## What you have to do:
List all lines of the data that include the string "вина".

——————————

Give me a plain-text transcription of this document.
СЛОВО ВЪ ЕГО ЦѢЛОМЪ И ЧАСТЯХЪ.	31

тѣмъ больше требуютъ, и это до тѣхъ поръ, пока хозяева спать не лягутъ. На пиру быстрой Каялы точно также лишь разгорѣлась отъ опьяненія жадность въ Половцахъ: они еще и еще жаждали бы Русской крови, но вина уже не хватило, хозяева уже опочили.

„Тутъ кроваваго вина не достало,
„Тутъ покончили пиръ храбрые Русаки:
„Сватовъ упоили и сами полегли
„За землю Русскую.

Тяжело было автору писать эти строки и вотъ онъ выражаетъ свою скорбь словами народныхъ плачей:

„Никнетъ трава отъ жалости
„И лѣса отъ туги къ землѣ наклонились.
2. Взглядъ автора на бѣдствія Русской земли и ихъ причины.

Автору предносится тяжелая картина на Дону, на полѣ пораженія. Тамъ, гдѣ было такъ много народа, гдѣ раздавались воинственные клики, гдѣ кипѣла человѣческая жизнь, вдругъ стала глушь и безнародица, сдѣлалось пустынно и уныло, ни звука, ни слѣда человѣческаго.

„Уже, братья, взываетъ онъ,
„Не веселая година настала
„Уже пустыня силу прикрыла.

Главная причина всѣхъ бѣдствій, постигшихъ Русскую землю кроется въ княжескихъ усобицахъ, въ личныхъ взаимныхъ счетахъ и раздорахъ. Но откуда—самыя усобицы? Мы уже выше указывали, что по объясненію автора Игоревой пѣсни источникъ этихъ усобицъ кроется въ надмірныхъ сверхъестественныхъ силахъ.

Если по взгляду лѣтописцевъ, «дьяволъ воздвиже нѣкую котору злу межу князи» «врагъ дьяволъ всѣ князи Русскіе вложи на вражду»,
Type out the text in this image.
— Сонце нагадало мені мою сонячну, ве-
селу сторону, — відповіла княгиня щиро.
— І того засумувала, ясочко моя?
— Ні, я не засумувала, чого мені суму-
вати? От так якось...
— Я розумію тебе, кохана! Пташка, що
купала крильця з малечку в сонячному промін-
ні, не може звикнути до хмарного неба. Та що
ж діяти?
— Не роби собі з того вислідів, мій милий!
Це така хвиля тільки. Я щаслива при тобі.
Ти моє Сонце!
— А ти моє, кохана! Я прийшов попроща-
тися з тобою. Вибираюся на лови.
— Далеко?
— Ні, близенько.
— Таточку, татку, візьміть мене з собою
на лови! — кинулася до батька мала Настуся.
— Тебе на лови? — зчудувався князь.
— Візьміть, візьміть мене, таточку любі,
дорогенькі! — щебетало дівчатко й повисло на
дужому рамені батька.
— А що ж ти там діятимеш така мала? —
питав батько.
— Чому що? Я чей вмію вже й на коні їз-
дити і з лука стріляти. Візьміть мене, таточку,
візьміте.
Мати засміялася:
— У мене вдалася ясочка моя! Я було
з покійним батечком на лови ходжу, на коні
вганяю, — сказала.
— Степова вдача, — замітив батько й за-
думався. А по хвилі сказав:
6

——————————

## Response:
тѣмъ больше требуютъ, и это до тѣхъ поръ, пока хозяева спать не лягутъ. На пиру быстрой Каялы точно также лишь разгорѣлась отъ опьяненія жадность въ Половцахъ: они еще и еще жаждали бы Русской крови, но вина уже не хватило, хозяева уже опочили.
„Тутъ кроваваго вина не достало,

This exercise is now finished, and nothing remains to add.